▶ **EXERCISE DIRECTIONS**: Pull out every line from the listing that has the word "arrow".

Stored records
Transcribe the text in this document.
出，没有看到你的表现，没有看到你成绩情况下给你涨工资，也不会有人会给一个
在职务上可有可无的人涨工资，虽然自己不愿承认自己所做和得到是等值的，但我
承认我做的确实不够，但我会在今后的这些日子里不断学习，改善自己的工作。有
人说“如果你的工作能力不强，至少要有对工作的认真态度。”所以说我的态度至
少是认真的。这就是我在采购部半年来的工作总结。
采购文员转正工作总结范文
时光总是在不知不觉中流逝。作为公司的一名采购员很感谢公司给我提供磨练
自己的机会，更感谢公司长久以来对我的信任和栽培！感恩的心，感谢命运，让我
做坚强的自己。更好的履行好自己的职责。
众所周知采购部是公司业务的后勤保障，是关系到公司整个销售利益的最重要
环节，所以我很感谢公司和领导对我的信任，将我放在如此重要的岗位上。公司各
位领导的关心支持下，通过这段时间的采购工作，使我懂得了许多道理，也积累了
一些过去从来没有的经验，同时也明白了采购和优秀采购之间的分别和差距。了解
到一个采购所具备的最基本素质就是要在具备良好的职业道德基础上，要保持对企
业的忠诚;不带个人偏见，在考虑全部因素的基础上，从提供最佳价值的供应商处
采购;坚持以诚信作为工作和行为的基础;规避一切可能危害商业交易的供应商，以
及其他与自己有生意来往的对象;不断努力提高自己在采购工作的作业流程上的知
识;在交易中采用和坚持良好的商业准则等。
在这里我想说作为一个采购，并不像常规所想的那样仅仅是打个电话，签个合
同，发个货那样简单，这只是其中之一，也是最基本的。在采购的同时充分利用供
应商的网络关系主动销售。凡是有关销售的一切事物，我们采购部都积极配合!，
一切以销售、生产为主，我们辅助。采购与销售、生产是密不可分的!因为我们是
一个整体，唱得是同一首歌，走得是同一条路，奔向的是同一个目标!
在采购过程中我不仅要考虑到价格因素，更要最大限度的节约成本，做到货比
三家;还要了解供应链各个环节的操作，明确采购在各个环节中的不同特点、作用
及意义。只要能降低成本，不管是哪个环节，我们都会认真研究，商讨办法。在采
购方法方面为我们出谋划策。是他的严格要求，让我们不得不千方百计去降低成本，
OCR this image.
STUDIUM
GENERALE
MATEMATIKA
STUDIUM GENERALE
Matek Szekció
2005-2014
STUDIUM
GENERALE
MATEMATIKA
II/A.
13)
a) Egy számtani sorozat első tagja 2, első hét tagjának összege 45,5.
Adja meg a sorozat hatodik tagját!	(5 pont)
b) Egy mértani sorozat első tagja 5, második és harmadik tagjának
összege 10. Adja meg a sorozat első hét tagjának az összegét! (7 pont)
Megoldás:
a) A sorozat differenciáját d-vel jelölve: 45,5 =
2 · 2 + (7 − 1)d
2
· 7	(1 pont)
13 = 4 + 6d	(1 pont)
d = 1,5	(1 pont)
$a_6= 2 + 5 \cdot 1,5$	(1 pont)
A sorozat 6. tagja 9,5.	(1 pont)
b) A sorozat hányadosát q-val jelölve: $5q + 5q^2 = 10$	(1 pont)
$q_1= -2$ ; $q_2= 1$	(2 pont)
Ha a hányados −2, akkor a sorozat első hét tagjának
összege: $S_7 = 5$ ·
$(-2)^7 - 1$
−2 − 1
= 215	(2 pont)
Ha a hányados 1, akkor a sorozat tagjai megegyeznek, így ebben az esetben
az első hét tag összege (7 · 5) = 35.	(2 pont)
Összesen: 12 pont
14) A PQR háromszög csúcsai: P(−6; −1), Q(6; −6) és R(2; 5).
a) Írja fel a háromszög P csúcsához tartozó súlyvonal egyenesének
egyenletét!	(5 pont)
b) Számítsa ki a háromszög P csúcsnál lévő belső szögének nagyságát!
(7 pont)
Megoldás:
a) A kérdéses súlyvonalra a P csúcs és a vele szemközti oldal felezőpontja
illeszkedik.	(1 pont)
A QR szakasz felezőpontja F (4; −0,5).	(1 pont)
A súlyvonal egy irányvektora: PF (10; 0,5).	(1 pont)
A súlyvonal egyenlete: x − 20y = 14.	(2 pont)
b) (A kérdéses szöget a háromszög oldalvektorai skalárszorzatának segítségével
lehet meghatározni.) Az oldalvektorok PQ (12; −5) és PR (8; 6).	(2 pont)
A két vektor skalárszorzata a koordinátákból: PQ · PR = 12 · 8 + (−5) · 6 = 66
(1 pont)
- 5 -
---
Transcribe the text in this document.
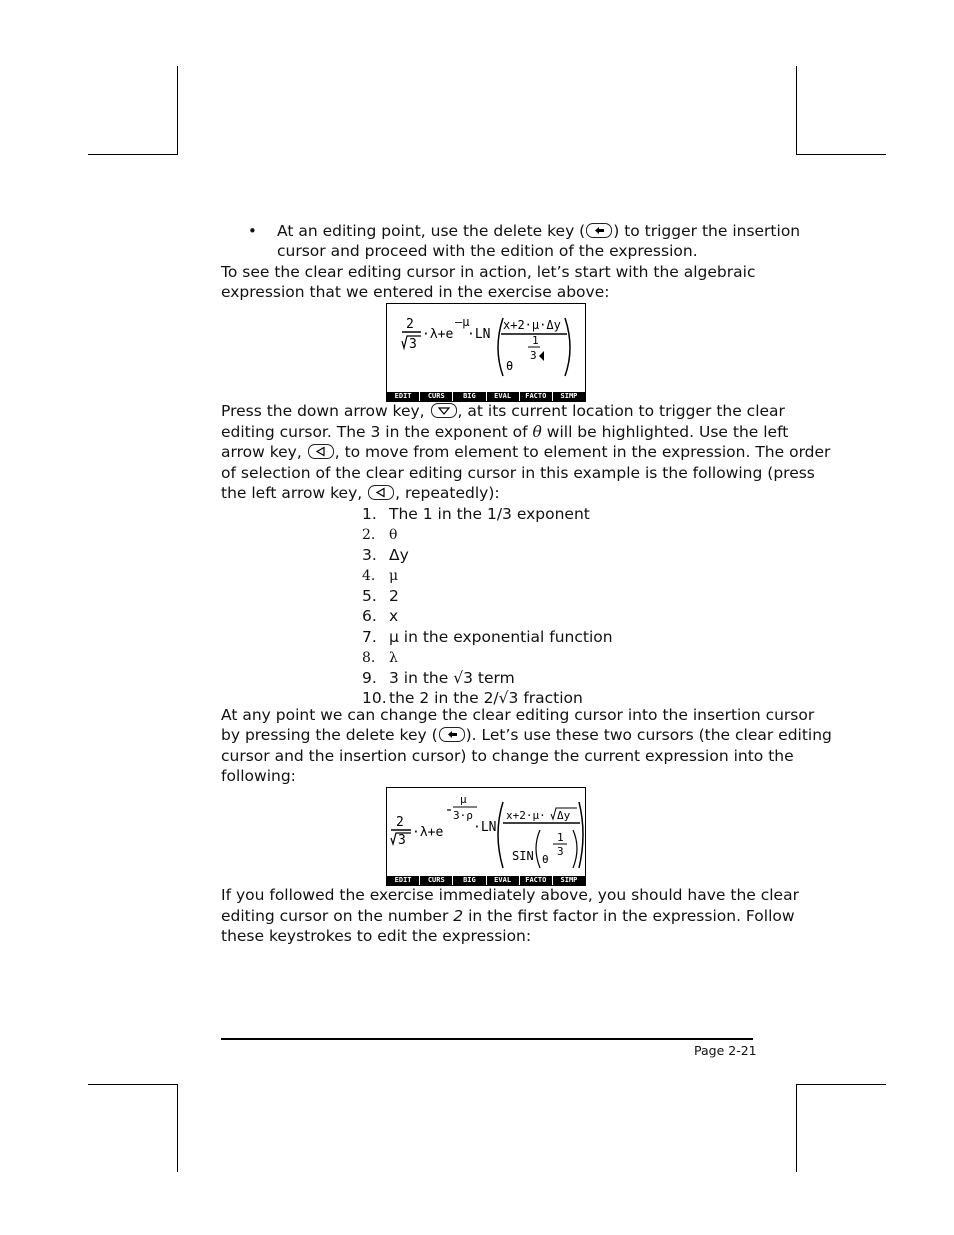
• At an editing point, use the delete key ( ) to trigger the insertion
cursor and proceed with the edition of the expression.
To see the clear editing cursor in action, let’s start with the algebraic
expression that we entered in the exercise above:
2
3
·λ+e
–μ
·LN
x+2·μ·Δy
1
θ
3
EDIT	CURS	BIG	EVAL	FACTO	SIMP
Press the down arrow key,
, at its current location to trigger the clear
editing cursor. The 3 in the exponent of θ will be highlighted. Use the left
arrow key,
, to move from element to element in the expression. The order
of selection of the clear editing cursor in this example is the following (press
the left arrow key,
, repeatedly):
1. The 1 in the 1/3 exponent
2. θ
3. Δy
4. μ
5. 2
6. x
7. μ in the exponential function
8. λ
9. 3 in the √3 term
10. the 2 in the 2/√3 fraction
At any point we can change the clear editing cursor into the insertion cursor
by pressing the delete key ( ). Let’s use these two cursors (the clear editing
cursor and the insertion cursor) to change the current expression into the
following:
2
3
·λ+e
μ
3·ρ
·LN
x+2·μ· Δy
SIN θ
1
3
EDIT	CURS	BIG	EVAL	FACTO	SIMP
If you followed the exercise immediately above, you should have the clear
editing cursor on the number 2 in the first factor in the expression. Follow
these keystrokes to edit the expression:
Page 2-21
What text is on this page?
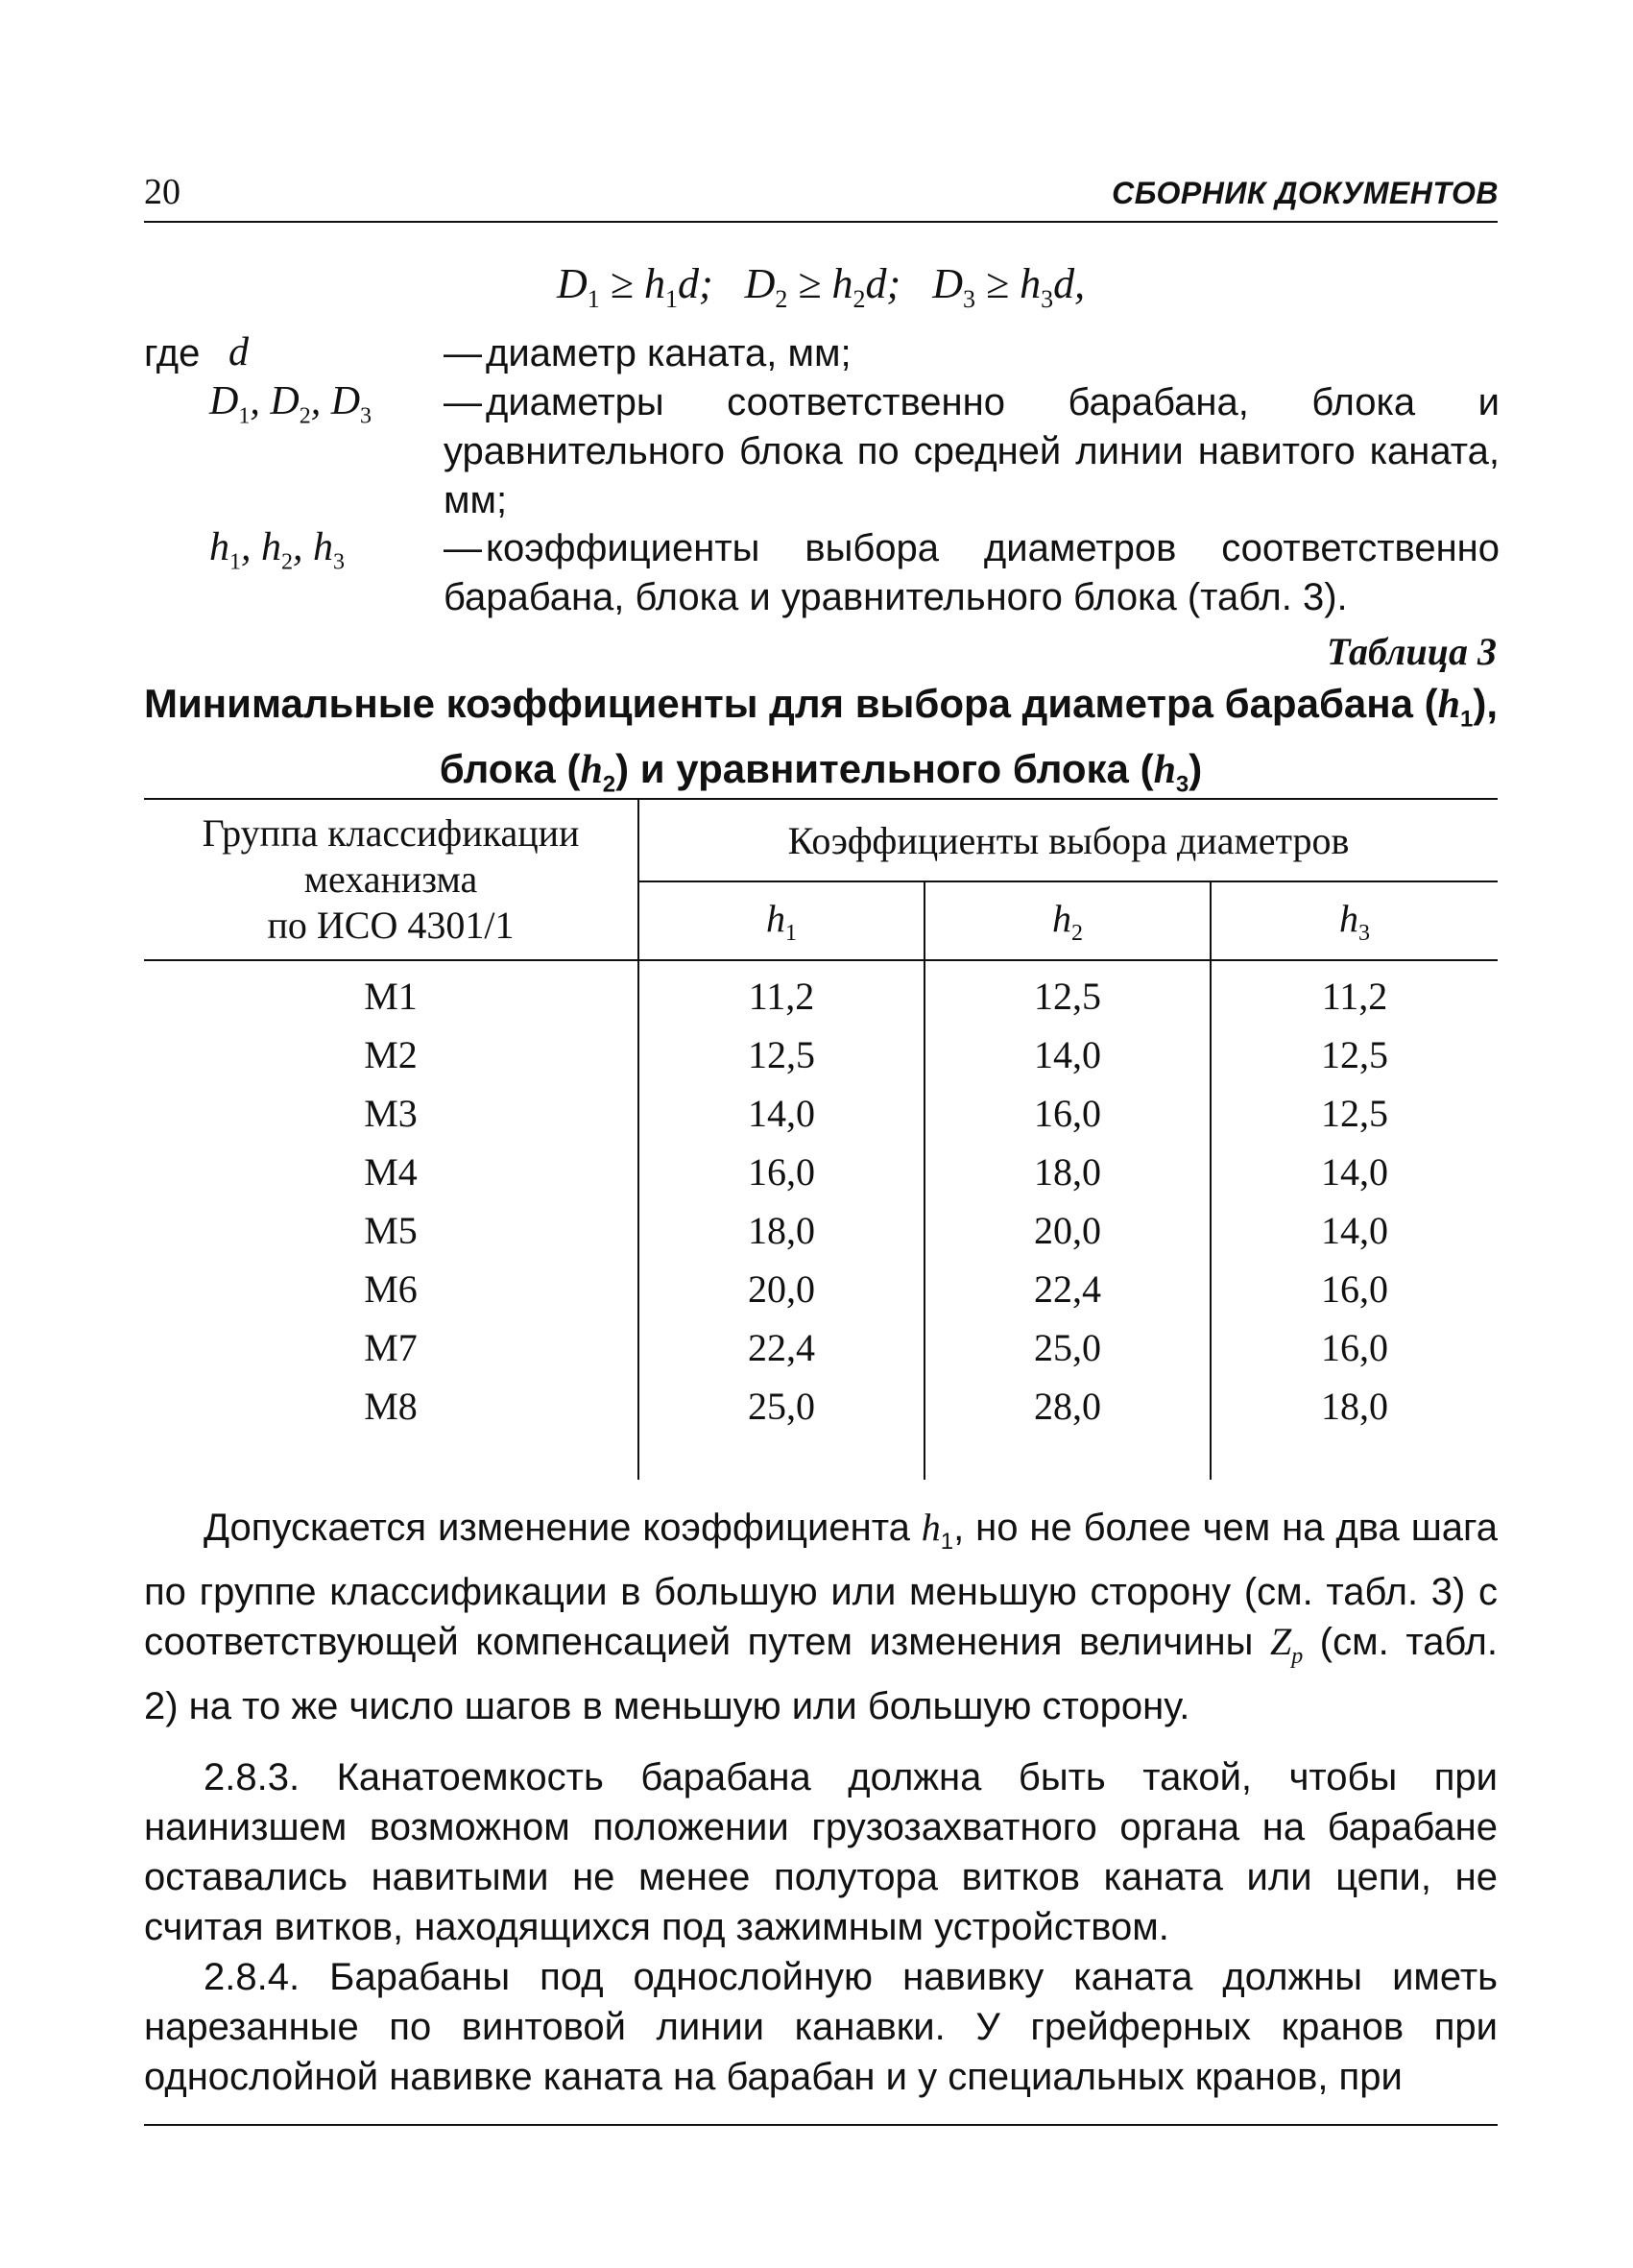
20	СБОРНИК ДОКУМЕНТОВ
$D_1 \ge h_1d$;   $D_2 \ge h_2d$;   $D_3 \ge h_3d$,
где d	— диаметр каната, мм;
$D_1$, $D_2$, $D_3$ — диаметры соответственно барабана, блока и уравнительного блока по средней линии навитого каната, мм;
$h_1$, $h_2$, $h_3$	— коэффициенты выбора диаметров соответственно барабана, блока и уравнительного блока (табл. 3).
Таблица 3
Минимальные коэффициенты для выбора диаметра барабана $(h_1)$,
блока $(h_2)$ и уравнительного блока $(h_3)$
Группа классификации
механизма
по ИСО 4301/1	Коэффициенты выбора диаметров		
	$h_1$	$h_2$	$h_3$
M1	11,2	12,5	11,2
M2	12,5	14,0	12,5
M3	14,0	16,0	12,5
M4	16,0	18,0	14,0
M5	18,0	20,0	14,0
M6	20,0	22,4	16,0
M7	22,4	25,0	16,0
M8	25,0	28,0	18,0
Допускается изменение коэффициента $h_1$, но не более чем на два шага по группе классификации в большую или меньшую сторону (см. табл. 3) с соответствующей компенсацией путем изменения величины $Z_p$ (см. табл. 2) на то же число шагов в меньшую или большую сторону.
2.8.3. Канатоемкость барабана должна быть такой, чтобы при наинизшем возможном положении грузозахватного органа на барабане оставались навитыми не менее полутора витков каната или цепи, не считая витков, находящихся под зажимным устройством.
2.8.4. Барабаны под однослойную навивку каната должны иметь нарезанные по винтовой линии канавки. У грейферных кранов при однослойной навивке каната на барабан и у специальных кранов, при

▶ **WRITTEN RESPONSE**:
Press the down arrow key,
arrow key,
the left arrow key,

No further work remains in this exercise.